◆ RECORDS TO USE
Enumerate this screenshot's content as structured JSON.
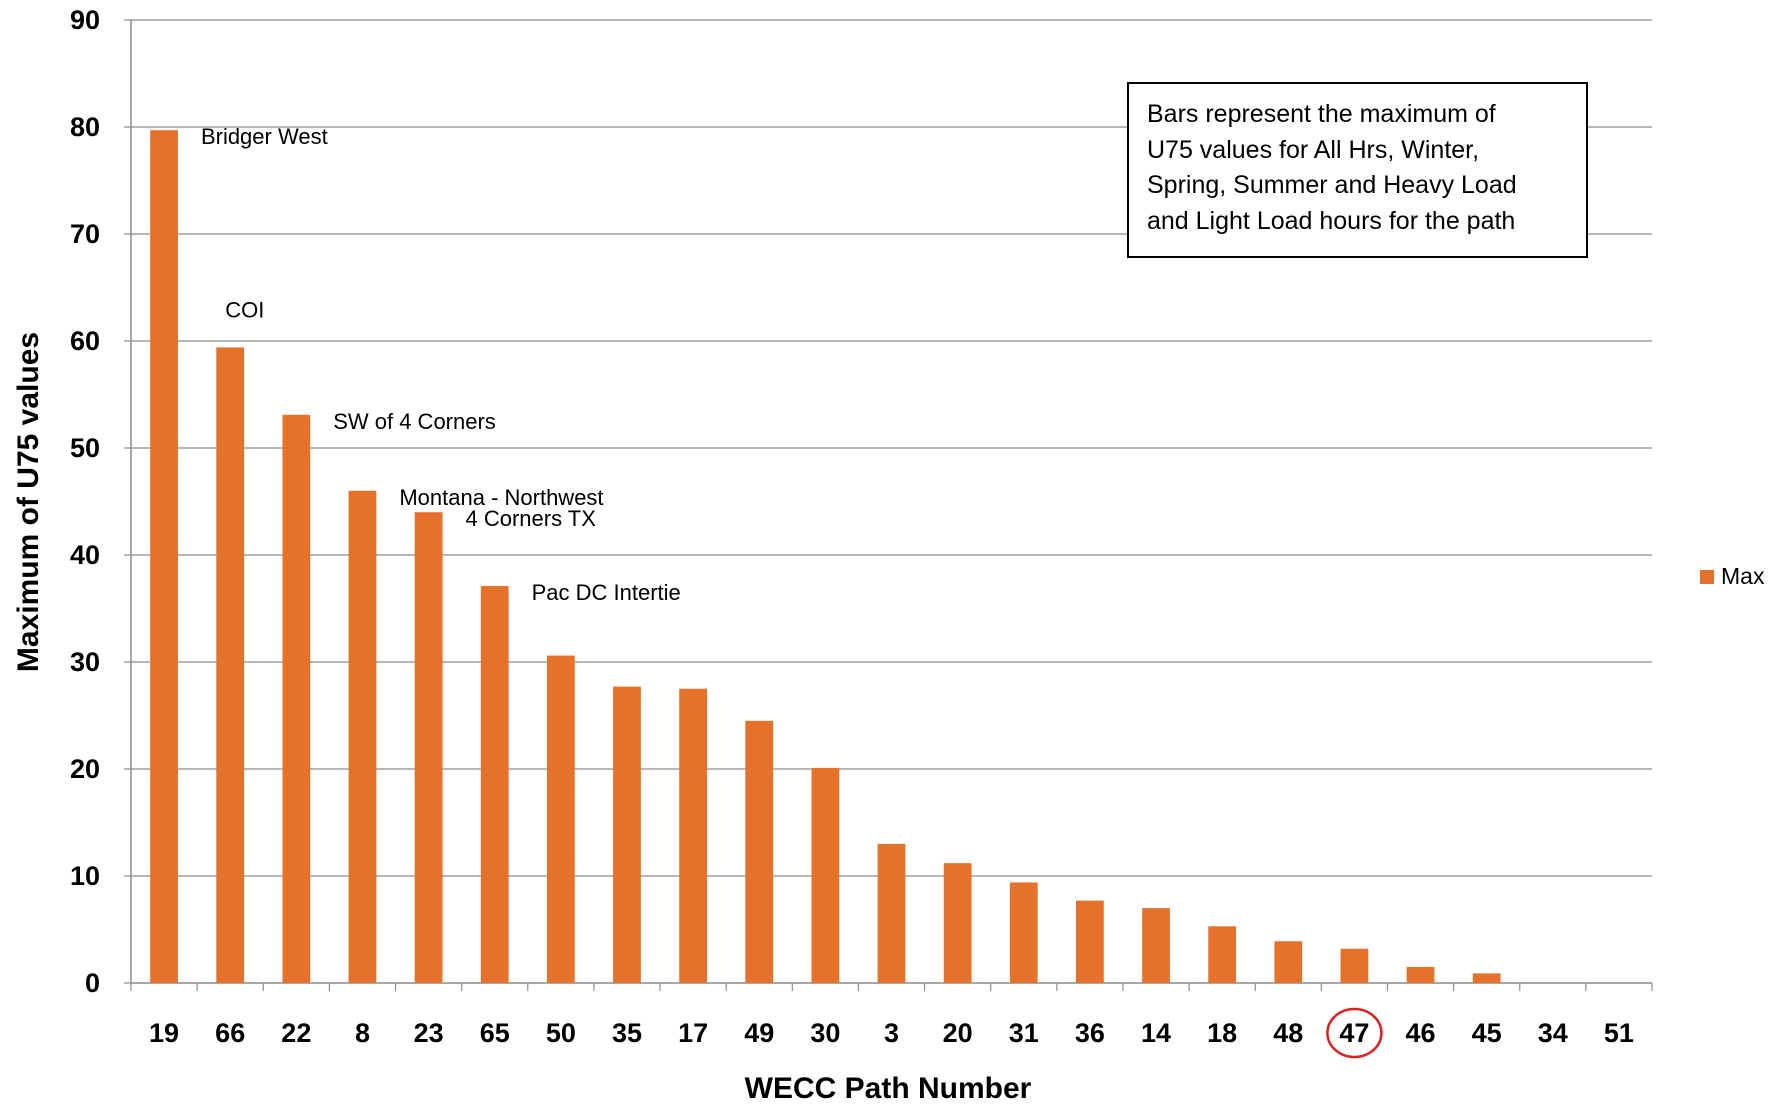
{
  "chart_data": {
    "type": "bar",
    "xlabel": "WECC Path Number",
    "ylabel": "Maximum of U75 values",
    "ylim": [
      0,
      90
    ],
    "yticks": [
      0,
      10,
      20,
      30,
      40,
      50,
      60,
      70,
      80,
      90
    ],
    "grid": true,
    "legend": {
      "position": "right",
      "entries": [
        "Max"
      ]
    },
    "series": [
      {
        "name": "Max",
        "color": "#E5712A",
        "values": [
          79.7,
          59.4,
          53.1,
          46.0,
          44.0,
          37.1,
          30.6,
          27.7,
          27.5,
          24.5,
          20.1,
          13.0,
          11.2,
          9.4,
          7.7,
          7.0,
          5.3,
          3.9,
          3.2,
          1.5,
          0.9,
          0,
          0
        ]
      }
    ],
    "categories": [
      "19",
      "66",
      "22",
      "8",
      "23",
      "65",
      "50",
      "35",
      "17",
      "49",
      "30",
      "3",
      "20",
      "31",
      "36",
      "14",
      "18",
      "48",
      "47",
      "46",
      "45",
      "34",
      "51"
    ],
    "annotations": [
      {
        "category": "19",
        "text": "Bridger West"
      },
      {
        "category": "66",
        "text": "COI"
      },
      {
        "category": "22",
        "text": "SW of 4 Corners"
      },
      {
        "category": "8",
        "text": "Montana - Northwest"
      },
      {
        "category": "23",
        "text": "4 Corners TX"
      },
      {
        "category": "65",
        "text": "Pac DC Intertie"
      }
    ],
    "highlighted_category": "47",
    "highlight_color": "#E02020",
    "note_lines": [
      "Bars represent the maximum of",
      "U75 values for All Hrs, Winter,",
      "Spring, Summer and Heavy Load",
      "and Light Load hours for the path"
    ]
  }
}
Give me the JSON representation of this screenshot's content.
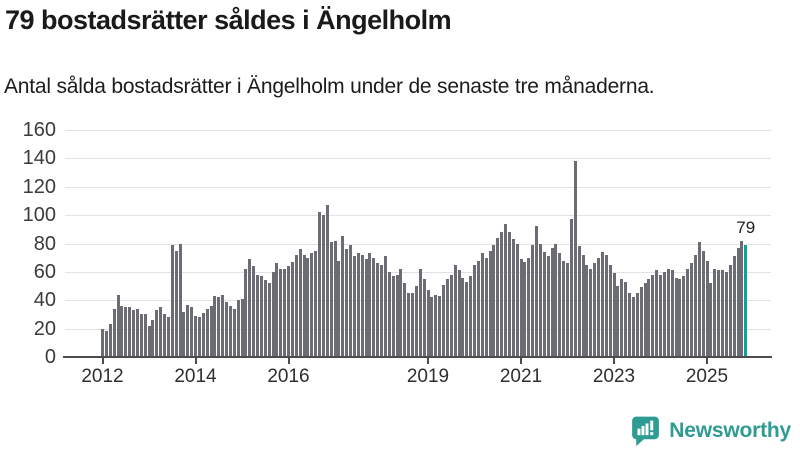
{
  "header": {
    "title": "79 bostadsrätter såldes i Ängelholm",
    "subtitle": "Antal sålda bostadsrätter i Ängelholm under de senaste tre månaderna."
  },
  "footer": {
    "brand": "Newsworthy",
    "brand_color": "#2f9c94",
    "logo_icon": "speech-bubble-with-bar-chart-and-exclamation"
  },
  "chart_data": {
    "type": "bar",
    "title": "79 bostadsrätter såldes i Ängelholm",
    "subtitle": "Antal sålda bostadsrätter i Ängelholm under de senaste tre månaderna.",
    "x_interval": "month",
    "x_start": "2012-01",
    "x_end": "2025-11",
    "values": [
      20,
      18,
      23,
      34,
      44,
      36,
      35,
      35,
      33,
      34,
      30,
      30,
      22,
      26,
      33,
      35,
      30,
      28,
      79,
      75,
      80,
      32,
      37,
      35,
      29,
      28,
      31,
      34,
      36,
      43,
      42,
      44,
      39,
      36,
      34,
      40,
      41,
      62,
      69,
      64,
      58,
      57,
      54,
      52,
      60,
      66,
      62,
      62,
      64,
      67,
      72,
      76,
      72,
      70,
      73,
      75,
      102,
      100,
      107,
      81,
      82,
      68,
      85,
      76,
      79,
      71,
      73,
      72,
      69,
      73,
      70,
      66,
      65,
      71,
      60,
      57,
      58,
      62,
      52,
      45,
      45,
      50,
      62,
      55,
      47,
      42,
      44,
      43,
      51,
      55,
      58,
      65,
      61,
      56,
      53,
      57,
      65,
      68,
      73,
      70,
      75,
      79,
      84,
      88,
      94,
      88,
      83,
      80,
      69,
      67,
      70,
      79,
      92,
      80,
      74,
      71,
      77,
      80,
      73,
      68,
      66,
      97,
      138,
      78,
      72,
      65,
      62,
      66,
      70,
      74,
      72,
      65,
      59,
      50,
      55,
      53,
      45,
      42,
      45,
      49,
      52,
      55,
      58,
      61,
      58,
      60,
      62,
      61,
      56,
      55,
      57,
      62,
      66,
      72,
      81,
      75,
      68,
      52,
      62,
      61,
      61,
      60,
      65,
      71,
      77,
      82,
      79
    ],
    "highlight": {
      "index": 166,
      "value": 79,
      "label": "79",
      "color": "#0aa69e"
    },
    "bar_color": "#6c6c74",
    "grid_color": "#e2e2e2",
    "axis_color": "#4c4c4c",
    "grid": "horizontal",
    "legend": "none",
    "ylim": [
      0,
      160
    ],
    "yticks": [
      0,
      20,
      40,
      60,
      80,
      100,
      120,
      140,
      160
    ],
    "xticks": [
      {
        "label": "2012",
        "month_index": 0
      },
      {
        "label": "2014",
        "month_index": 24
      },
      {
        "label": "2016",
        "month_index": 48
      },
      {
        "label": "2019",
        "month_index": 84
      },
      {
        "label": "2021",
        "month_index": 108
      },
      {
        "label": "2023",
        "month_index": 132
      },
      {
        "label": "2025",
        "month_index": 156
      }
    ]
  }
}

◆ GIVEN EXERCISE
Above are the records; copy every line in them that holds the word "content".

◆ EXPECTED ANSWER
Enumerate this screenshot's content as structured JSON.
Give me the JSON representation of this screenshot's content.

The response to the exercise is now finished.